Start Extracted information

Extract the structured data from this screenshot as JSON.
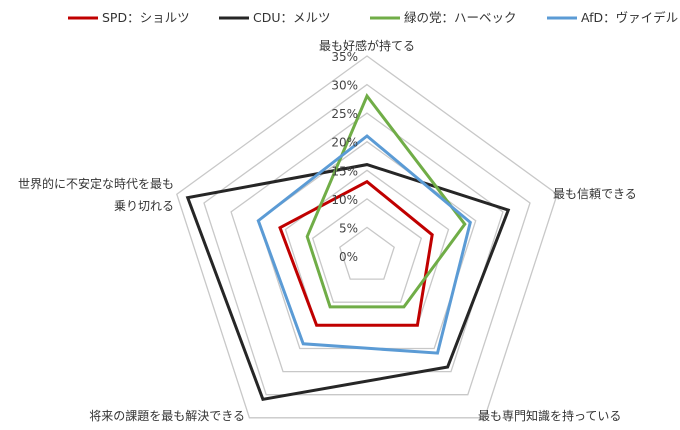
{
  "chart_data": {
    "type": "radar",
    "axes": [
      [
        "最も好感が持てる"
      ],
      [
        "最も信頼できる"
      ],
      [
        "最も専門知識を持っている"
      ],
      [
        "将来の課題を最も解決できる"
      ],
      [
        "世界的に不安定な時代を最も",
        "乗り切れる"
      ]
    ],
    "rlim": [
      0,
      35
    ],
    "ticks": [
      "0%",
      "5%",
      "10%",
      "15%",
      "20%",
      "25%",
      "30%",
      "35%"
    ],
    "tick_values": [
      0,
      5,
      10,
      15,
      20,
      25,
      30,
      35
    ],
    "grid": true,
    "legend_position": "top",
    "series": [
      {
        "name": "SPD：ショルツ",
        "color": "#c00000",
        "values": [
          13,
          12,
          15,
          15,
          16
        ]
      },
      {
        "name": "CDU：メルツ",
        "color": "#262626",
        "values": [
          16,
          26,
          24,
          31,
          33
        ]
      },
      {
        "name": "緑の党：ハーベック",
        "color": "#70ad47",
        "values": [
          28,
          18,
          11,
          11,
          11
        ]
      },
      {
        "name": "AfD：ヴァイデル",
        "color": "#5b9bd5",
        "values": [
          21,
          19,
          21,
          19,
          20
        ]
      }
    ]
  }
}
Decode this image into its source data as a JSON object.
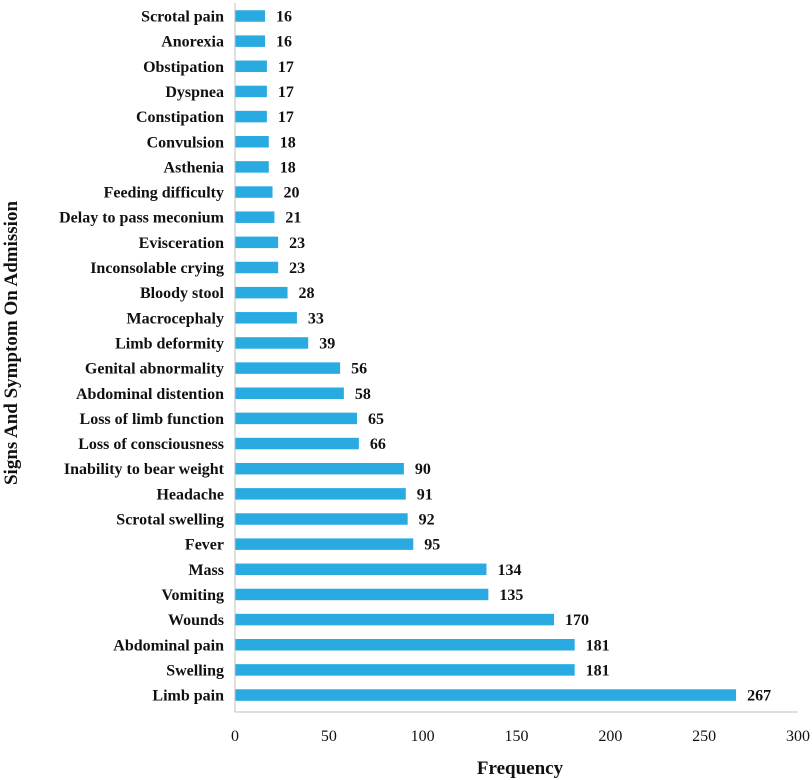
{
  "chart_data": {
    "type": "bar",
    "orientation": "horizontal",
    "xlabel": "Frequency",
    "ylabel": "Signs And Symptom On Admission",
    "xlim": [
      0,
      300
    ],
    "x_ticks": [
      0,
      50,
      100,
      150,
      200,
      250,
      300
    ],
    "grid": false,
    "legend": "none",
    "bar_color": "#29abe2",
    "categories": [
      "Scrotal pain",
      "Anorexia",
      "Obstipation",
      "Dyspnea",
      "Constipation",
      "Convulsion",
      "Asthenia",
      "Feeding difficulty",
      "Delay to pass meconium",
      "Evisceration",
      "Inconsolable crying",
      "Bloody stool",
      "Macrocephaly",
      "Limb deformity",
      "Genital abnormality",
      "Abdominal distention",
      "Loss of limb function",
      "Loss of consciousness",
      "Inability to bear weight",
      "Headache",
      "Scrotal swelling",
      "Fever",
      "Mass",
      "Vomiting",
      "Wounds",
      "Abdominal pain",
      "Swelling",
      "Limb pain"
    ],
    "values": [
      16,
      16,
      17,
      17,
      17,
      18,
      18,
      20,
      21,
      23,
      23,
      28,
      33,
      39,
      56,
      58,
      65,
      66,
      90,
      91,
      92,
      95,
      134,
      135,
      170,
      181,
      181,
      267
    ]
  }
}
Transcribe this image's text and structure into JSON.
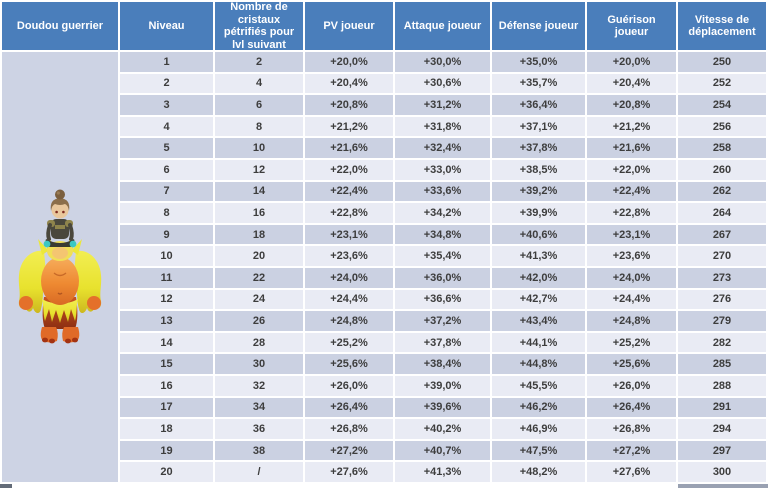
{
  "table": {
    "headers": [
      "Doudou guerrier",
      "Niveau",
      "Nombre de cristaux pétrifiés pour lvl suivant",
      "PV joueur",
      "Attaque joueur",
      "Défense joueur",
      "Guérison joueur",
      "Vitesse de déplacement"
    ],
    "rows": [
      [
        "1",
        "2",
        "+20,0%",
        "+30,0%",
        "+35,0%",
        "+20,0%",
        "250"
      ],
      [
        "2",
        "4",
        "+20,4%",
        "+30,6%",
        "+35,7%",
        "+20,4%",
        "252"
      ],
      [
        "3",
        "6",
        "+20,8%",
        "+31,2%",
        "+36,4%",
        "+20,8%",
        "254"
      ],
      [
        "4",
        "8",
        "+21,2%",
        "+31,8%",
        "+37,1%",
        "+21,2%",
        "256"
      ],
      [
        "5",
        "10",
        "+21,6%",
        "+32,4%",
        "+37,8%",
        "+21,6%",
        "258"
      ],
      [
        "6",
        "12",
        "+22,0%",
        "+33,0%",
        "+38,5%",
        "+22,0%",
        "260"
      ],
      [
        "7",
        "14",
        "+22,4%",
        "+33,6%",
        "+39,2%",
        "+22,4%",
        "262"
      ],
      [
        "8",
        "16",
        "+22,8%",
        "+34,2%",
        "+39,9%",
        "+22,8%",
        "264"
      ],
      [
        "9",
        "18",
        "+23,1%",
        "+34,8%",
        "+40,6%",
        "+23,1%",
        "267"
      ],
      [
        "10",
        "20",
        "+23,6%",
        "+35,4%",
        "+41,3%",
        "+23,6%",
        "270"
      ],
      [
        "11",
        "22",
        "+24,0%",
        "+36,0%",
        "+42,0%",
        "+24,0%",
        "273"
      ],
      [
        "12",
        "24",
        "+24,4%",
        "+36,6%",
        "+42,7%",
        "+24,4%",
        "276"
      ],
      [
        "13",
        "26",
        "+24,8%",
        "+37,2%",
        "+43,4%",
        "+24,8%",
        "279"
      ],
      [
        "14",
        "28",
        "+25,2%",
        "+37,8%",
        "+44,1%",
        "+25,2%",
        "282"
      ],
      [
        "15",
        "30",
        "+25,6%",
        "+38,4%",
        "+44,8%",
        "+25,6%",
        "285"
      ],
      [
        "16",
        "32",
        "+26,0%",
        "+39,0%",
        "+45,5%",
        "+26,0%",
        "288"
      ],
      [
        "17",
        "34",
        "+26,4%",
        "+39,6%",
        "+46,2%",
        "+26,4%",
        "291"
      ],
      [
        "18",
        "36",
        "+26,8%",
        "+40,2%",
        "+46,9%",
        "+26,8%",
        "294"
      ],
      [
        "19",
        "38",
        "+27,2%",
        "+40,7%",
        "+47,5%",
        "+27,2%",
        "297"
      ],
      [
        "20",
        "/",
        "+27,6%",
        "+41,3%",
        "+48,2%",
        "+27,6%",
        "300"
      ]
    ]
  },
  "colors": {
    "header_bg": "#4a7ebb",
    "header_text": "#ffffff",
    "row_odd": "#cbd1e2",
    "row_even": "#e9ebf4",
    "left_cell_bg": "#cdd3e4",
    "cell_text": "#3d3d3d"
  }
}
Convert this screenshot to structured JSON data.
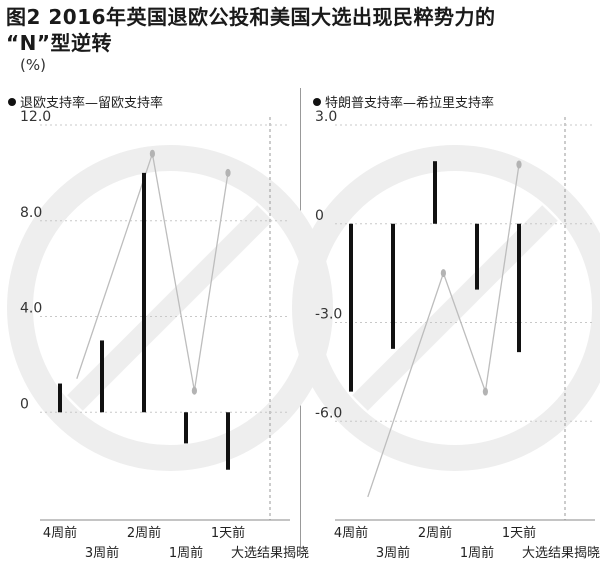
{
  "figure": {
    "title_line1": "图2  2016年英国退欧公投和美国大选出现民粹势力的",
    "title_line2": "“N”型逆转",
    "unit": "(%)",
    "colors": {
      "bar": "#111111",
      "connector": "#bdbdbd",
      "dot": "#b3b3b3",
      "grid": "#c8c8c8",
      "watermark": "#eeeeee"
    }
  },
  "chart_data": [
    {
      "type": "bar",
      "legend": "退欧支持率—留欧支持率",
      "x": [
        "4周前",
        "3周前",
        "2周前",
        "1周前",
        "1天前",
        "大选结果揭晓"
      ],
      "values": [
        1.2,
        3.0,
        10.0,
        -1.3,
        -2.4,
        null
      ],
      "yticks": [
        12.0,
        8.0,
        4.0,
        0
      ],
      "ytick_labels": [
        "12.0",
        "8.0",
        "4.0",
        "0"
      ],
      "ylim": [
        -4.5,
        12.0
      ],
      "connector": {
        "x": [
          0.4,
          2.2,
          3.2,
          4.0
        ],
        "y": [
          1.4,
          10.8,
          0.9,
          10.0
        ]
      },
      "grid": "horizontal dotted"
    },
    {
      "type": "bar",
      "legend": "特朗普支持率—希拉里支持率",
      "x": [
        "4周前",
        "3周前",
        "2周前",
        "1周前",
        "1天前",
        "大选结果揭晓"
      ],
      "values": [
        -5.1,
        -3.8,
        1.9,
        -2.0,
        -3.9,
        null
      ],
      "yticks": [
        3.0,
        0,
        -3.0,
        -6.0
      ],
      "ytick_labels": [
        "3.0",
        "0",
        "-3.0",
        "-6.0"
      ],
      "ylim": [
        -9.0,
        3.0
      ],
      "connector": {
        "x": [
          0.4,
          2.2,
          3.2,
          4.0
        ],
        "y": [
          -8.3,
          -1.5,
          -5.1,
          1.8
        ]
      },
      "grid": "horizontal dotted"
    }
  ]
}
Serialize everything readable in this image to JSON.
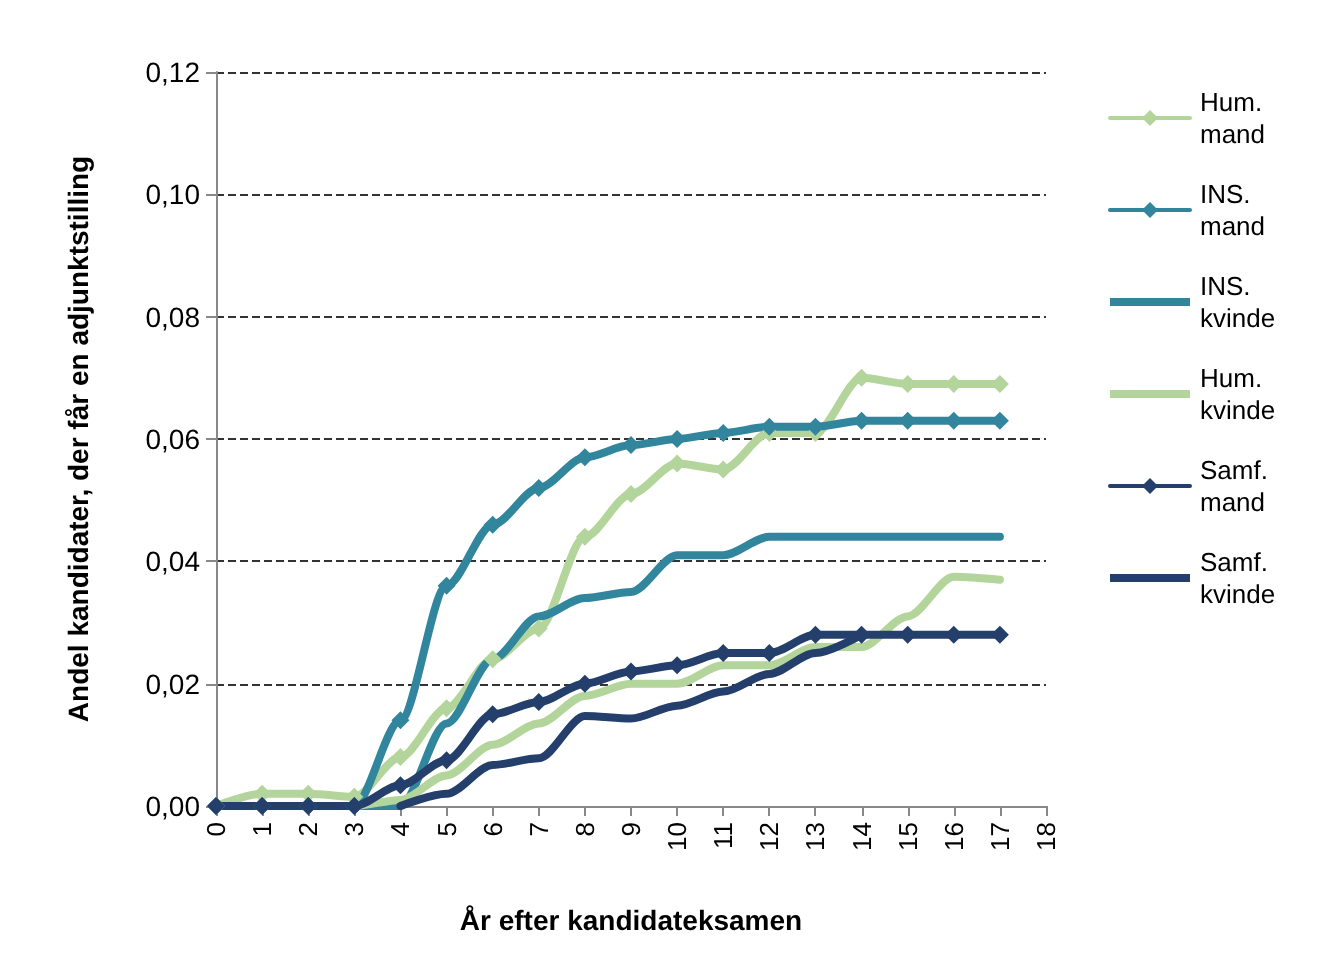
{
  "chart_data": {
    "type": "line",
    "xlabel": "År efter kandidateksamen",
    "ylabel": "Andel kandidater, der får en adjunktstilling",
    "x": [
      0,
      1,
      2,
      3,
      4,
      5,
      6,
      7,
      8,
      9,
      10,
      11,
      12,
      13,
      14,
      15,
      16,
      17
    ],
    "xlim": [
      0,
      18
    ],
    "xticks": [
      0,
      1,
      2,
      3,
      4,
      5,
      6,
      7,
      8,
      9,
      10,
      11,
      12,
      13,
      14,
      15,
      16,
      17,
      18
    ],
    "ylim": [
      0,
      0.12
    ],
    "yticks": [
      {
        "value": 0,
        "label": "0,00"
      },
      {
        "value": 0.02,
        "label": "0,02"
      },
      {
        "value": 0.04,
        "label": "0,04"
      },
      {
        "value": 0.06,
        "label": "0,06"
      },
      {
        "value": 0.08,
        "label": "0,08"
      },
      {
        "value": 0.1,
        "label": "0,10"
      },
      {
        "value": 0.12,
        "label": "0,12"
      }
    ],
    "grid": "y",
    "legend": "right",
    "series": [
      {
        "name": "Hum. mand",
        "color": "#b3d59b",
        "marker": "diamond",
        "values": [
          0,
          0.002,
          0.002,
          0.0015,
          0.008,
          0.016,
          0.024,
          0.029,
          0.044,
          0.051,
          0.056,
          0.055,
          0.061,
          0.061,
          0.07,
          0.069,
          0.069,
          0.069
        ]
      },
      {
        "name": "INS. mand",
        "color": "#31859c",
        "marker": "diamond",
        "values": [
          0,
          0,
          0,
          0,
          0.014,
          0.036,
          0.046,
          0.052,
          0.057,
          0.059,
          0.06,
          0.061,
          0.062,
          0.062,
          0.063,
          0.063,
          0.063,
          0.063
        ]
      },
      {
        "name": "INS. kvinde",
        "color": "#31859c",
        "marker": "none",
        "values": [
          0,
          0,
          0,
          0,
          0,
          0.0135,
          0.024,
          0.031,
          0.034,
          0.035,
          0.041,
          0.041,
          0.044,
          0.044,
          0.044,
          0.044,
          0.044,
          0.044
        ]
      },
      {
        "name": "Hum. kvinde",
        "color": "#b3d59b",
        "marker": "none",
        "values": [
          0,
          0,
          0,
          0,
          0.001,
          0.005,
          0.01,
          0.0135,
          0.018,
          0.02,
          0.02,
          0.023,
          0.023,
          0.026,
          0.026,
          0.031,
          0.0375,
          0.037
        ]
      },
      {
        "name": "Samf. mand",
        "color": "#243f6b",
        "marker": "diamond",
        "values": [
          0,
          0,
          0,
          0,
          0.0034,
          0.0075,
          0.015,
          0.017,
          0.02,
          0.022,
          0.023,
          0.025,
          0.025,
          0.028,
          0.028,
          0.028,
          0.028,
          0.028
        ]
      },
      {
        "name": "Samf. kvinde",
        "color": "#243f6b",
        "marker": "none",
        "values": [
          null,
          null,
          null,
          null,
          0,
          0.002,
          0.0067,
          0.0078,
          0.0147,
          0.0143,
          0.0164,
          0.0187,
          0.0216,
          0.025,
          0.028,
          null,
          null,
          null
        ]
      }
    ]
  }
}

End Extracted information

Copy every line from the entries that contains the word "kvinde".

        "name": "INS. kvinde",
        "name": "Hum. kvinde",
        "name": "Samf. kvinde",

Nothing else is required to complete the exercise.